▶ Supplied data
------------------------------------------------------------------------
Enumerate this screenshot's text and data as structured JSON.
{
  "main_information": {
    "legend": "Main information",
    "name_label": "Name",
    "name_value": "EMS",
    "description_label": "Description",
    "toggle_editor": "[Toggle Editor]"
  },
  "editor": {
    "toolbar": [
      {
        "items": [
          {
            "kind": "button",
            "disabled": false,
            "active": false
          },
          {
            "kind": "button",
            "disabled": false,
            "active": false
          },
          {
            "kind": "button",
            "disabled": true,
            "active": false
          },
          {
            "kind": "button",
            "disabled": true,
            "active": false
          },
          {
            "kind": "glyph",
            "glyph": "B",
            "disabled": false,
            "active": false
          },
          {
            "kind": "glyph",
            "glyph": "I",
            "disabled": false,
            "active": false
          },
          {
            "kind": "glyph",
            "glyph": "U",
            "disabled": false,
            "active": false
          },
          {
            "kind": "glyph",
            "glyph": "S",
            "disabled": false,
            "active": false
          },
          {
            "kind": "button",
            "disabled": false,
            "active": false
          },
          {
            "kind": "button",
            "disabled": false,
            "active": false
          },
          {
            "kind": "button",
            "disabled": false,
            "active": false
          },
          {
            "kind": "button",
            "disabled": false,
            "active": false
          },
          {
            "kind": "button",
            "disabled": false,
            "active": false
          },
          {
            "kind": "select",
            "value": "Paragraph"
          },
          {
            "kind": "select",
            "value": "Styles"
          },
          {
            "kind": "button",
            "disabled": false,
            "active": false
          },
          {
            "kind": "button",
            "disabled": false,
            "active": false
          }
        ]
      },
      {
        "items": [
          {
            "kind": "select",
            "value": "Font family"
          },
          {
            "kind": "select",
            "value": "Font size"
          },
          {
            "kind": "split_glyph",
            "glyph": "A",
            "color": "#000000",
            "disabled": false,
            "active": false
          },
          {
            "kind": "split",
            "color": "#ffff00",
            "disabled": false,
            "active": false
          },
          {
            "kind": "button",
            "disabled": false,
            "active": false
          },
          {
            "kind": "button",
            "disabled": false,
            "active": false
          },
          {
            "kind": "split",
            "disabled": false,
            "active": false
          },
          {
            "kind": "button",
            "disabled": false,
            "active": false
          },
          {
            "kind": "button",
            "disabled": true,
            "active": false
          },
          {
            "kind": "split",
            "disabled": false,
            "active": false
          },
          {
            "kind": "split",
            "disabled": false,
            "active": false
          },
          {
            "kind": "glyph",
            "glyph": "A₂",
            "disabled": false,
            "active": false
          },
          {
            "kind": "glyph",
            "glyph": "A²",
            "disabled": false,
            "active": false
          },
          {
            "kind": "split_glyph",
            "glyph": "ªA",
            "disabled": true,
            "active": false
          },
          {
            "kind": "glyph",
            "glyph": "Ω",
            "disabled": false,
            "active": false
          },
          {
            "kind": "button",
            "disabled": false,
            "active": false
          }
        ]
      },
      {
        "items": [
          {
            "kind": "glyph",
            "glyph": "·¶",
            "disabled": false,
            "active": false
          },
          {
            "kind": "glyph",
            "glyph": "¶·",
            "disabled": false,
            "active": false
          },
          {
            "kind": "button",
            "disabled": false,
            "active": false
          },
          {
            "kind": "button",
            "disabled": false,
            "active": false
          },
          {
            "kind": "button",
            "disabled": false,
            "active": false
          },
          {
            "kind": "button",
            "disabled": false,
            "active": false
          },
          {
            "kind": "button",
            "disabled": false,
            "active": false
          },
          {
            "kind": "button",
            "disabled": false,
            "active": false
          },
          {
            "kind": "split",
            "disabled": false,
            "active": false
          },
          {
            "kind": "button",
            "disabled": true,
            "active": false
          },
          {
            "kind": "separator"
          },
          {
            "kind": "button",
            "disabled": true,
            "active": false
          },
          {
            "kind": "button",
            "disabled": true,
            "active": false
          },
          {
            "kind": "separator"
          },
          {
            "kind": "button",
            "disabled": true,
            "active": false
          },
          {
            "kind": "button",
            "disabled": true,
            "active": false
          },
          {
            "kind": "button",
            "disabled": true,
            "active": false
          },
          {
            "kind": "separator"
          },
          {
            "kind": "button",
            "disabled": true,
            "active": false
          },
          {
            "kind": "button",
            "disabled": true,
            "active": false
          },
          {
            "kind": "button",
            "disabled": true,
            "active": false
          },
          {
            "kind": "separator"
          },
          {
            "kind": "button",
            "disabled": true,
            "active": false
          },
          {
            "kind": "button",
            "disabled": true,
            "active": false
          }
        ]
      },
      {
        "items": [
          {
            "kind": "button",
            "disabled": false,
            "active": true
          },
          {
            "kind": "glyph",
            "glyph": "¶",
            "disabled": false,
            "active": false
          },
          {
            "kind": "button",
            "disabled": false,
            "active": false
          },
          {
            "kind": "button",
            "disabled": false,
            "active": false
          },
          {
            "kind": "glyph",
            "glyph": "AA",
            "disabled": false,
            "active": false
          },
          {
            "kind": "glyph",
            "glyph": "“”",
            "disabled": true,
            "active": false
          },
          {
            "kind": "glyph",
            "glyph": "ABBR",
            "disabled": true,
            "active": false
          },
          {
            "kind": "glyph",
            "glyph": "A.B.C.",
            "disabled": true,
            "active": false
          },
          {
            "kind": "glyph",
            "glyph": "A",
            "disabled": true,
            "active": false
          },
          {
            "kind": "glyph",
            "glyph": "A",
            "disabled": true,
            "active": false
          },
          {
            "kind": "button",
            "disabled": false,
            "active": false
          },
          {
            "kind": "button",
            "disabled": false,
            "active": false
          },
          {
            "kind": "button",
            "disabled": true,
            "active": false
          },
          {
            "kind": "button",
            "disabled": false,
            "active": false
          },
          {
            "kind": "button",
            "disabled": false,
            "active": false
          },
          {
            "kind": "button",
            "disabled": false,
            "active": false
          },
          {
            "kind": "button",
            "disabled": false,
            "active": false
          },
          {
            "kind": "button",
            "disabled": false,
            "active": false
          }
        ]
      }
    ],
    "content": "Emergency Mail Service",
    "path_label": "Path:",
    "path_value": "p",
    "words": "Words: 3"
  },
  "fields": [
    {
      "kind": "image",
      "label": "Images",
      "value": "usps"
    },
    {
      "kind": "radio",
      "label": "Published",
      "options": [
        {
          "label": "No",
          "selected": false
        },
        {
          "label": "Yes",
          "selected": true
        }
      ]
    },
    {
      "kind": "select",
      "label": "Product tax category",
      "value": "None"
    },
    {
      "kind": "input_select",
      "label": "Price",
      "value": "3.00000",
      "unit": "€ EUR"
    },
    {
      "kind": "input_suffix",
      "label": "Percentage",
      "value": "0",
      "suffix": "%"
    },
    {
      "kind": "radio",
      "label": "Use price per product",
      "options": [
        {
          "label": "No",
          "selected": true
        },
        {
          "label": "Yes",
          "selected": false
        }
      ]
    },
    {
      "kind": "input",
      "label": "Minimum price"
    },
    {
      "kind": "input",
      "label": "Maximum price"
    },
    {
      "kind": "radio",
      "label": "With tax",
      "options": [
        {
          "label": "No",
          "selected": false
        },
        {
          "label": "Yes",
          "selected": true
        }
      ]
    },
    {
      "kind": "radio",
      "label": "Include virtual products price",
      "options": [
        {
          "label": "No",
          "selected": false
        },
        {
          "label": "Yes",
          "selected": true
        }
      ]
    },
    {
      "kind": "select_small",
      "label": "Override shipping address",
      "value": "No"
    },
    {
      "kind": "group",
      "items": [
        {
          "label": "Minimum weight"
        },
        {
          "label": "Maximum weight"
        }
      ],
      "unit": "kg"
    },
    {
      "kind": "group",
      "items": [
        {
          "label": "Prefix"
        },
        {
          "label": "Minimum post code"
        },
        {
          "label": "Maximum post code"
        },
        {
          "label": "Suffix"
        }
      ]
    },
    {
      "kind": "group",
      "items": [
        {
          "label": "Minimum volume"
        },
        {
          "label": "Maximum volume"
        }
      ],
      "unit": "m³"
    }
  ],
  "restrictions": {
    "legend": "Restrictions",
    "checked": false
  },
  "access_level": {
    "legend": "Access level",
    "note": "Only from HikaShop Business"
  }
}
------------------------------------------------------------------------
▶ What the exercise asks
Select all lines with the word "volume" from the entries above.

▶ Complete answer
          "label": "Minimum volume"
          "label": "Maximum volume"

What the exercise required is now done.